Material provided:
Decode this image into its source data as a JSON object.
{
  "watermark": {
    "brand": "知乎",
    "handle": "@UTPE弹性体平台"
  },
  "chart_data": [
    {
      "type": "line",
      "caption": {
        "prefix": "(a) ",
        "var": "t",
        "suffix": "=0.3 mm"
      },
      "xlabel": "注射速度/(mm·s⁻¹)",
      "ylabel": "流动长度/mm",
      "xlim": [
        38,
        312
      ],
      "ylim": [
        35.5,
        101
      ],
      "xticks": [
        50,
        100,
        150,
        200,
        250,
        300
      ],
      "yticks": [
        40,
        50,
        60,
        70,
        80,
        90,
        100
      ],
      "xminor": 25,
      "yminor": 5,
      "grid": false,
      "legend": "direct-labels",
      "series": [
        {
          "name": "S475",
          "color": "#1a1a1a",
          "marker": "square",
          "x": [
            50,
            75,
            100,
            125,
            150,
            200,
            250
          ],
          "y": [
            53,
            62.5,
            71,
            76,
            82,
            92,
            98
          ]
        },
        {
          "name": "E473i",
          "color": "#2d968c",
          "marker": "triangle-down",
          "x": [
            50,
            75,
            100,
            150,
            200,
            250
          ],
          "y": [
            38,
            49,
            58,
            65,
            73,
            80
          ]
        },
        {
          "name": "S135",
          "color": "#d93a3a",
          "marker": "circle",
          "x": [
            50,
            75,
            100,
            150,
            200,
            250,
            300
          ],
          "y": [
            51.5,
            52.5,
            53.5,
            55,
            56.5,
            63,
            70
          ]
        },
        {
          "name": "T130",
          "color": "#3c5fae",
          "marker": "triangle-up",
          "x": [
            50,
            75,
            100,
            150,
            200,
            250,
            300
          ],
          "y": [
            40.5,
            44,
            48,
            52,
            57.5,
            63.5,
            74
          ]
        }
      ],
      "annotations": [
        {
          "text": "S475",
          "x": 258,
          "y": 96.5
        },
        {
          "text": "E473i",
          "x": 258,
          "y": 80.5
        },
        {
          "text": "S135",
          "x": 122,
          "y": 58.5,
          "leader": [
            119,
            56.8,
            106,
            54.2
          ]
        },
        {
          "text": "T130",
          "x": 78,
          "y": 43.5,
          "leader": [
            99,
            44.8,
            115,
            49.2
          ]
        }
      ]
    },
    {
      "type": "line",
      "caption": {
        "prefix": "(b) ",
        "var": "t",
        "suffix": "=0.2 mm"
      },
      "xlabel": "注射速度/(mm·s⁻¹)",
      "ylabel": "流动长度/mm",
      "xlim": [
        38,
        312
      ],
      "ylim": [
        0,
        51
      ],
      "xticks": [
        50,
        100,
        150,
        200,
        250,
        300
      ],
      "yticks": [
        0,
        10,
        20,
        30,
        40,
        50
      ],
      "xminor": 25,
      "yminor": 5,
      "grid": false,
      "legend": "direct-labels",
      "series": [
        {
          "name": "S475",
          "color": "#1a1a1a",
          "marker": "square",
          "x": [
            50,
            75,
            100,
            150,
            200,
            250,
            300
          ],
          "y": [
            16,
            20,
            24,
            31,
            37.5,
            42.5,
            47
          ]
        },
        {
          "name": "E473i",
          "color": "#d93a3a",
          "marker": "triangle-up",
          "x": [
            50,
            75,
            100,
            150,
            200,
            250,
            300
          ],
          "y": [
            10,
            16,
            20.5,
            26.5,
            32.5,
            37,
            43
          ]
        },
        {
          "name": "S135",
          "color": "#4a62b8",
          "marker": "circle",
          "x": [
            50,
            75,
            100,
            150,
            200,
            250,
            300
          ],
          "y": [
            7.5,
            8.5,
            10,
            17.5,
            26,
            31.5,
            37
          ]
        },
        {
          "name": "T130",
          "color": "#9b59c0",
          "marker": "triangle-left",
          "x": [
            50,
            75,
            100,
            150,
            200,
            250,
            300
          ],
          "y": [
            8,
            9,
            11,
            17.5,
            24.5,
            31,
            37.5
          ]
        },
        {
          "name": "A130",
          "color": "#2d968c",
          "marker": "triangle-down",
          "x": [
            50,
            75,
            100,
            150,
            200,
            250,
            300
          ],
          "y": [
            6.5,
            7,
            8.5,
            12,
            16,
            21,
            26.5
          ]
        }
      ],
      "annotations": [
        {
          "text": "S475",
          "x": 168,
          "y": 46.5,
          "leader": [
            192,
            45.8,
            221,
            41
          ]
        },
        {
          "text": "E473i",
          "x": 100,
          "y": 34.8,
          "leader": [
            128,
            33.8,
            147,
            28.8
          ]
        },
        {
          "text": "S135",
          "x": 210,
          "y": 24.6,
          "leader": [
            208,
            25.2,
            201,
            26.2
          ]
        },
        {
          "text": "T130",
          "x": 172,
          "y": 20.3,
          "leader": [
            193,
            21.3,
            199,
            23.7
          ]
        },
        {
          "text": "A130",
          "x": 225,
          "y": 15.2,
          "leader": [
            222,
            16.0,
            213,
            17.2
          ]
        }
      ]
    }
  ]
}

Stated goal: Write out the records above again, keeping each one identical to the original.

Response:
Decode this image into its source data as a JSON object.
{
  "watermark": {
    "brand": "知乎",
    "handle": "@UTPE弹性体平台"
  },
  "chart_data": [
    {
      "type": "line",
      "caption": {
        "prefix": "(a) ",
        "var": "t",
        "suffix": "=0.3 mm"
      },
      "xlabel": "注射速度/(mm·s⁻¹)",
      "ylabel": "流动长度/mm",
      "xlim": [
        38,
        312
      ],
      "ylim": [
        35.5,
        101
      ],
      "xticks": [
        50,
        100,
        150,
        200,
        250,
        300
      ],
      "yticks": [
        40,
        50,
        60,
        70,
        80,
        90,
        100
      ],
      "xminor": 25,
      "yminor": 5,
      "grid": false,
      "legend": "direct-labels",
      "series": [
        {
          "name": "S475",
          "color": "#1a1a1a",
          "marker": "square",
          "x": [
            50,
            75,
            100,
            125,
            150,
            200,
            250
          ],
          "y": [
            53,
            62.5,
            71,
            76,
            82,
            92,
            98
          ]
        },
        {
          "name": "E473i",
          "color": "#2d968c",
          "marker": "triangle-down",
          "x": [
            50,
            75,
            100,
            150,
            200,
            250
          ],
          "y": [
            38,
            49,
            58,
            65,
            73,
            80
          ]
        },
        {
          "name": "S135",
          "color": "#d93a3a",
          "marker": "circle",
          "x": [
            50,
            75,
            100,
            150,
            200,
            250,
            300
          ],
          "y": [
            51.5,
            52.5,
            53.5,
            55,
            56.5,
            63,
            70
          ]
        },
        {
          "name": "T130",
          "color": "#3c5fae",
          "marker": "triangle-up",
          "x": [
            50,
            75,
            100,
            150,
            200,
            250,
            300
          ],
          "y": [
            40.5,
            44,
            48,
            52,
            57.5,
            63.5,
            74
          ]
        }
      ],
      "annotations": [
        {
          "text": "S475",
          "x": 258,
          "y": 96.5
        },
        {
          "text": "E473i",
          "x": 258,
          "y": 80.5
        },
        {
          "text": "S135",
          "x": 122,
          "y": 58.5,
          "leader": [
            119,
            56.8,
            106,
            54.2
          ]
        },
        {
          "text": "T130",
          "x": 78,
          "y": 43.5,
          "leader": [
            99,
            44.8,
            115,
            49.2
          ]
        }
      ]
    },
    {
      "type": "line",
      "caption": {
        "prefix": "(b) ",
        "var": "t",
        "suffix": "=0.2 mm"
      },
      "xlabel": "注射速度/(mm·s⁻¹)",
      "ylabel": "流动长度/mm",
      "xlim": [
        38,
        312
      ],
      "ylim": [
        0,
        51
      ],
      "xticks": [
        50,
        100,
        150,
        200,
        250,
        300
      ],
      "yticks": [
        0,
        10,
        20,
        30,
        40,
        50
      ],
      "xminor": 25,
      "yminor": 5,
      "grid": false,
      "legend": "direct-labels",
      "series": [
        {
          "name": "S475",
          "color": "#1a1a1a",
          "marker": "square",
          "x": [
            50,
            75,
            100,
            150,
            200,
            250,
            300
          ],
          "y": [
            16,
            20,
            24,
            31,
            37.5,
            42.5,
            47
          ]
        },
        {
          "name": "E473i",
          "color": "#d93a3a",
          "marker": "triangle-up",
          "x": [
            50,
            75,
            100,
            150,
            200,
            250,
            300
          ],
          "y": [
            10,
            16,
            20.5,
            26.5,
            32.5,
            37,
            43
          ]
        },
        {
          "name": "S135",
          "color": "#4a62b8",
          "marker": "circle",
          "x": [
            50,
            75,
            100,
            150,
            200,
            250,
            300
          ],
          "y": [
            7.5,
            8.5,
            10,
            17.5,
            26,
            31.5,
            37
          ]
        },
        {
          "name": "T130",
          "color": "#9b59c0",
          "marker": "triangle-left",
          "x": [
            50,
            75,
            100,
            150,
            200,
            250,
            300
          ],
          "y": [
            8,
            9,
            11,
            17.5,
            24.5,
            31,
            37.5
          ]
        },
        {
          "name": "A130",
          "color": "#2d968c",
          "marker": "triangle-down",
          "x": [
            50,
            75,
            100,
            150,
            200,
            250,
            300
          ],
          "y": [
            6.5,
            7,
            8.5,
            12,
            16,
            21,
            26.5
          ]
        }
      ],
      "annotations": [
        {
          "text": "S475",
          "x": 168,
          "y": 46.5,
          "leader": [
            192,
            45.8,
            221,
            41
          ]
        },
        {
          "text": "E473i",
          "x": 100,
          "y": 34.8,
          "leader": [
            128,
            33.8,
            147,
            28.8
          ]
        },
        {
          "text": "S135",
          "x": 210,
          "y": 24.6,
          "leader": [
            208,
            25.2,
            201,
            26.2
          ]
        },
        {
          "text": "T130",
          "x": 172,
          "y": 20.3,
          "leader": [
            193,
            21.3,
            199,
            23.7
          ]
        },
        {
          "text": "A130",
          "x": 225,
          "y": 15.2,
          "leader": [
            222,
            16.0,
            213,
            17.2
          ]
        }
      ]
    }
  ]
}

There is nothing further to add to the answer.